◆ Aim of the task: Find each line below that contains the word "manage" and copy every such line in full.
==================================================
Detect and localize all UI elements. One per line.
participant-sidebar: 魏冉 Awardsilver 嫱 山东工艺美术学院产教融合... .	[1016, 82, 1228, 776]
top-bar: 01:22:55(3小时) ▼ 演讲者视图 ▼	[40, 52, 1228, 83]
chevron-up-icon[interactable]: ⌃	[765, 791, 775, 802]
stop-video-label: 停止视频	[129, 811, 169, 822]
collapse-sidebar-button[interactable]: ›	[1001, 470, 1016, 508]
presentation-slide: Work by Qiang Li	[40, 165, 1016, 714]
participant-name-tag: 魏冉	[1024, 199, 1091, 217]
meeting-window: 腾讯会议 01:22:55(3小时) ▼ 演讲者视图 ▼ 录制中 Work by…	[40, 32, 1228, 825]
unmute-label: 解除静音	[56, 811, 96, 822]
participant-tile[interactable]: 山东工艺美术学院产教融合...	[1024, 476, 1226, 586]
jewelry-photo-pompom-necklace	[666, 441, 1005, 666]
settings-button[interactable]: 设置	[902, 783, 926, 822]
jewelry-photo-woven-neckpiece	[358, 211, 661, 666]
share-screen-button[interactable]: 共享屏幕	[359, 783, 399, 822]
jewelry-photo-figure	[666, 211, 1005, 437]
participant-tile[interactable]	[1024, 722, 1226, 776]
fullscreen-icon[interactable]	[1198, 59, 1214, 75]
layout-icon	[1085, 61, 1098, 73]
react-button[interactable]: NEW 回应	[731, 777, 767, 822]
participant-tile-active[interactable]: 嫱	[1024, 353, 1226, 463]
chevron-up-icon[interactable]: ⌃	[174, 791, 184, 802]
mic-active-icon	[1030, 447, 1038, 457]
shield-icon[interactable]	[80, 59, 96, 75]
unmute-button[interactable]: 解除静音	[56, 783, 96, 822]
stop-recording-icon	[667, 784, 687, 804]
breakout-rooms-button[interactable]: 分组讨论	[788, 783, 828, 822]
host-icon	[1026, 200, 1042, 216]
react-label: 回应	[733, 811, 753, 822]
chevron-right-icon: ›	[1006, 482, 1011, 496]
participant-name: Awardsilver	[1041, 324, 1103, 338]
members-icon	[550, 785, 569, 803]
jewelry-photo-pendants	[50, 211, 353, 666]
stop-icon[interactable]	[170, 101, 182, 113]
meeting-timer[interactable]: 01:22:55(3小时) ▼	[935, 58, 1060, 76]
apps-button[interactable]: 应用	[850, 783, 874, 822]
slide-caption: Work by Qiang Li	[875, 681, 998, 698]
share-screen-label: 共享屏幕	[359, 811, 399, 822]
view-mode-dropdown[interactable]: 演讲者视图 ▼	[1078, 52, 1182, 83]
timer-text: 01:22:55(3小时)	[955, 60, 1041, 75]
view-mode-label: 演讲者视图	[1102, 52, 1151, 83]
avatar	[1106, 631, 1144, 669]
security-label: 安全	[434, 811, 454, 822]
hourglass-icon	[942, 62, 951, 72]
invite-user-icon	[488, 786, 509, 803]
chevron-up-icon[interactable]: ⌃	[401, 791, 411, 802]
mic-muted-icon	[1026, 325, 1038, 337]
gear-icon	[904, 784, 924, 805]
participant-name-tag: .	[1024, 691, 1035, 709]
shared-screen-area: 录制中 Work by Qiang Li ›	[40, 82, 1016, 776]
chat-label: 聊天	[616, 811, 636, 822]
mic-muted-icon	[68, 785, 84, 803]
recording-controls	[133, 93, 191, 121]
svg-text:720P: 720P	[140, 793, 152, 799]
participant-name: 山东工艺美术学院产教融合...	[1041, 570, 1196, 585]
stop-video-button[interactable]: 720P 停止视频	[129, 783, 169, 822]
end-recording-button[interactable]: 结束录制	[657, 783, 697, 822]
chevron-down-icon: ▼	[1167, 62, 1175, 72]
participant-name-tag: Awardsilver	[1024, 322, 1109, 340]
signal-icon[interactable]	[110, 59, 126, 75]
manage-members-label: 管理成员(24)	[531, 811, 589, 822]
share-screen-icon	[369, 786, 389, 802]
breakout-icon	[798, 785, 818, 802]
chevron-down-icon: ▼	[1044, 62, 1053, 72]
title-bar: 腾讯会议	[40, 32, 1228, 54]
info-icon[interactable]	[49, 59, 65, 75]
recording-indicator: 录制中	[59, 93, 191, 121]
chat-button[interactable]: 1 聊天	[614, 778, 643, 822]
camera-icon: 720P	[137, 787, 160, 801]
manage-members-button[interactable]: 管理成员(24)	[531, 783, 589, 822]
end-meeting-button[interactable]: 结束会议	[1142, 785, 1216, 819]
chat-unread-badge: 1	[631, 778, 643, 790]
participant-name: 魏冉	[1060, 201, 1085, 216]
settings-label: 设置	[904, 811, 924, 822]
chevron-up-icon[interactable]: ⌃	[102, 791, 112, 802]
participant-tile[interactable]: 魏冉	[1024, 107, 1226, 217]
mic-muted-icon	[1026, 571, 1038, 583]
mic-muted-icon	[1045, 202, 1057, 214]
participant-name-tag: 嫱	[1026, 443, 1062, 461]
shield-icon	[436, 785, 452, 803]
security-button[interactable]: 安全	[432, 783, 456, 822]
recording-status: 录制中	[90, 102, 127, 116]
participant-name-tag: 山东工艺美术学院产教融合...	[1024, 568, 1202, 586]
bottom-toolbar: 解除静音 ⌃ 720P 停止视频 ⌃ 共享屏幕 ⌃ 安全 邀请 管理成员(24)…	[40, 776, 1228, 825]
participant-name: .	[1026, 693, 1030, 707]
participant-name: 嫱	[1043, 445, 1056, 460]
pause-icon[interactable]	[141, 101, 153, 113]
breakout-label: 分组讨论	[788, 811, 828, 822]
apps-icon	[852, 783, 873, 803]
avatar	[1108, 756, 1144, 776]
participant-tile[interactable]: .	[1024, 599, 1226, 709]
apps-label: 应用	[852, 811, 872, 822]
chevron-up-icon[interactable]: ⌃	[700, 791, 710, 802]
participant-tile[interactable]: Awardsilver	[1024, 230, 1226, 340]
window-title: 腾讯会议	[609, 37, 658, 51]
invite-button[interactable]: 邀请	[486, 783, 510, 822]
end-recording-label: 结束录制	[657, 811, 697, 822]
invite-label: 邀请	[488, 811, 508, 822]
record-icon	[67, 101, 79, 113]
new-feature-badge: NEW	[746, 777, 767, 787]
==================================================
◆ Task answer:
manage-members-label: 管理成员(24)	[531, 811, 589, 822]
manage-members-button[interactable]: 管理成员(24)	[531, 783, 589, 822]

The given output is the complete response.